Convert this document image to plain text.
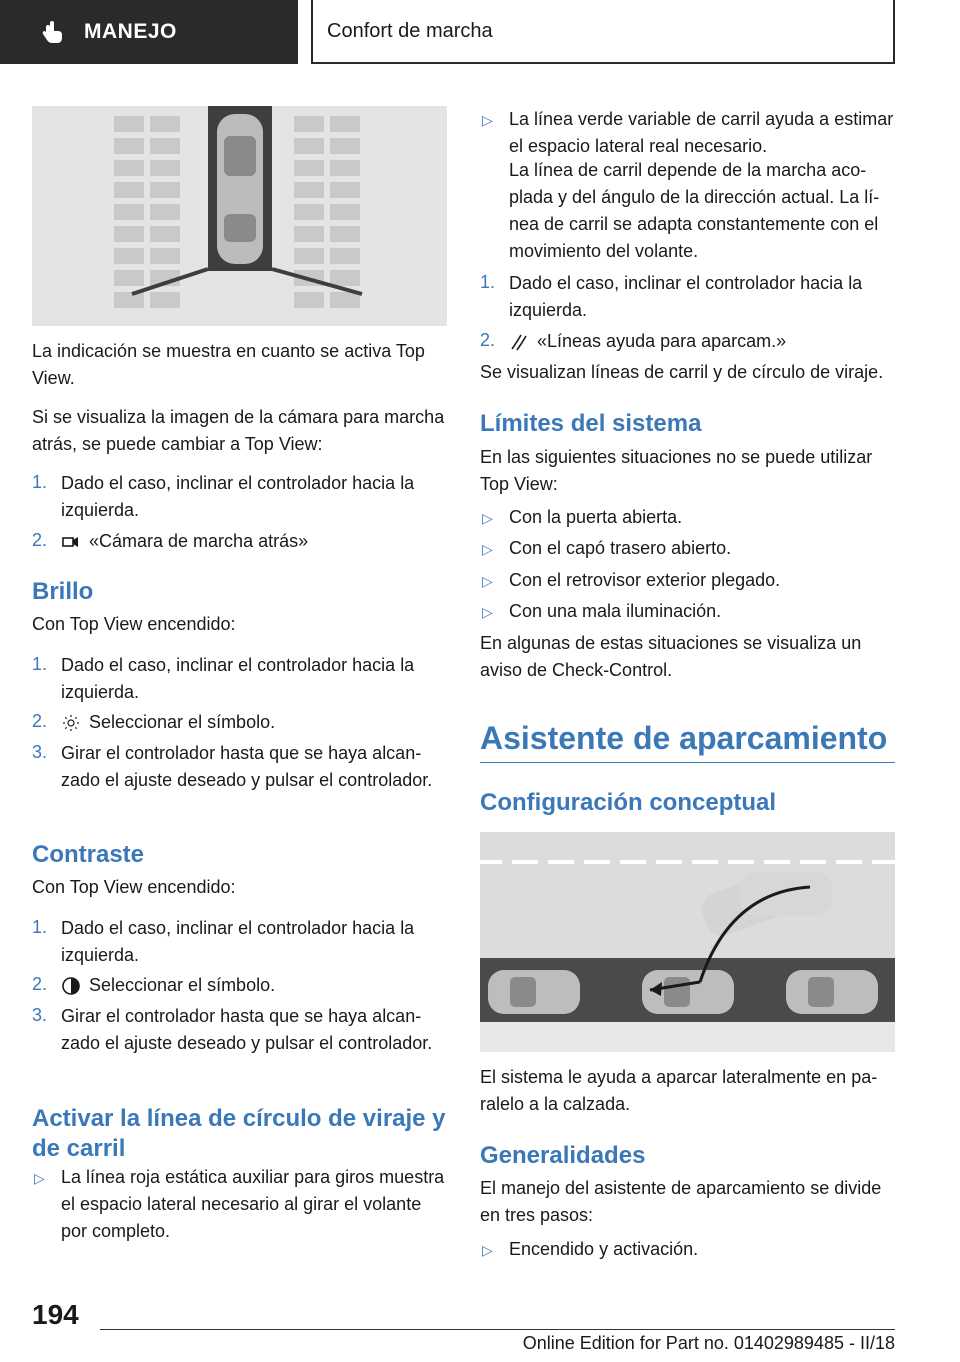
MANEJO	Confort de marcha

La indicación se muestra en cuanto se activa Top View.

Si se visualiza la imagen de la cámara para marcha atrás, se puede cambiar a Top View:

1. Dado el caso, inclinar el controlador hacia la izquierda.
2.	«Cámara de marcha atrás»
Brillo

Con Top View encendido:

1. Dado el caso, inclinar el controlador hacia la izquierda.
2.	Seleccionar el símbolo.
3. Girar el controlador hasta que se haya alcanzado el ajuste deseado y pulsar el controlador.
Contraste

Con Top View encendido:

1. Dado el caso, inclinar el controlador hacia la izquierda.
2.	Seleccionar el símbolo.
3. Girar el controlador hasta que se haya alcanzado el ajuste deseado y pulsar el controlador.
Activar la línea de círculo de viraje y de carril
▷ La línea roja estática auxiliar para giros muestra el espacio lateral necesario al girar el volante por completo.
▷ La línea verde variable de carril ayuda a estimar el espacio lateral real necesario.
La línea de carril depende de la marcha acoplada y del ángulo de la dirección actual. La línea de carril se adapta constantemente con el movimiento del volante.
1. Dado el caso, inclinar el controlador hacia la izquierda.
2.	«Líneas ayuda para aparcam.»

Se visualizan líneas de carril y de círculo de viraje.

Límites del sistema

En las siguientes situaciones no se puede utilizar Top View:

▷ Con la puerta abierta.
▷ Con el capó trasero abierto.
▷ Con el retrovisor exterior plegado.
▷ Con una mala iluminación.

En algunas de estas situaciones se visualiza un aviso de Check-Control.

Asistente de aparcamiento
Configuración conceptual

El sistema le ayuda a aparcar lateralmente en paralelo a la calzada.

Generalidades

El manejo del asistente de aparcamiento se divide en tres pasos:

▷ Encendido y activación.
194
Online Edition for Part no. 01402989485 - II/18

------------------------

(PROBLEM DETAILS): Quote the preceding listing precisely and completely, omitting its images.

(WRITTEN REPLY):
Convert this document image to plain text.
MANEJO	Confort de marcha

La indicación se muestra en cuanto se activa Top View.

Si se visualiza la imagen de la cámara para marcha atrás, se puede cambiar a Top View:

1. Dado el caso, inclinar el controlador hacia la izquierda.
2.	«Cámara de marcha atrás»
Brillo

Con Top View encendido:

1. Dado el caso, inclinar el controlador hacia la izquierda.
2.	Seleccionar el símbolo.
3. Girar el controlador hasta que se haya alcanzado el ajuste deseado y pulsar el controlador.
Contraste

Con Top View encendido:

1. Dado el caso, inclinar el controlador hacia la izquierda.
2.	Seleccionar el símbolo.
3. Girar el controlador hasta que se haya alcanzado el ajuste deseado y pulsar el controlador.
Activar la línea de círculo de viraje y de carril
▷ La línea roja estática auxiliar para giros muestra el espacio lateral necesario al girar el volante por completo.
▷ La línea verde variable de carril ayuda a estimar el espacio lateral real necesario.
La línea de carril depende de la marcha acoplada y del ángulo de la dirección actual. La línea de carril se adapta constantemente con el movimiento del volante.
1. Dado el caso, inclinar el controlador hacia la izquierda.
2.	«Líneas ayuda para aparcam.»

Se visualizan líneas de carril y de círculo de viraje.

Límites del sistema

En las siguientes situaciones no se puede utilizar Top View:

▷ Con la puerta abierta.
▷ Con el capó trasero abierto.
▷ Con el retrovisor exterior plegado.
▷ Con una mala iluminación.

En algunas de estas situaciones se visualiza un aviso de Check-Control.

Asistente de aparcamiento
Configuración conceptual

El sistema le ayuda a aparcar lateralmente en paralelo a la calzada.

Generalidades

El manejo del asistente de aparcamiento se divide en tres pasos:

▷ Encendido y activación.
194
Online Edition for Part no. 01402989485 - II/18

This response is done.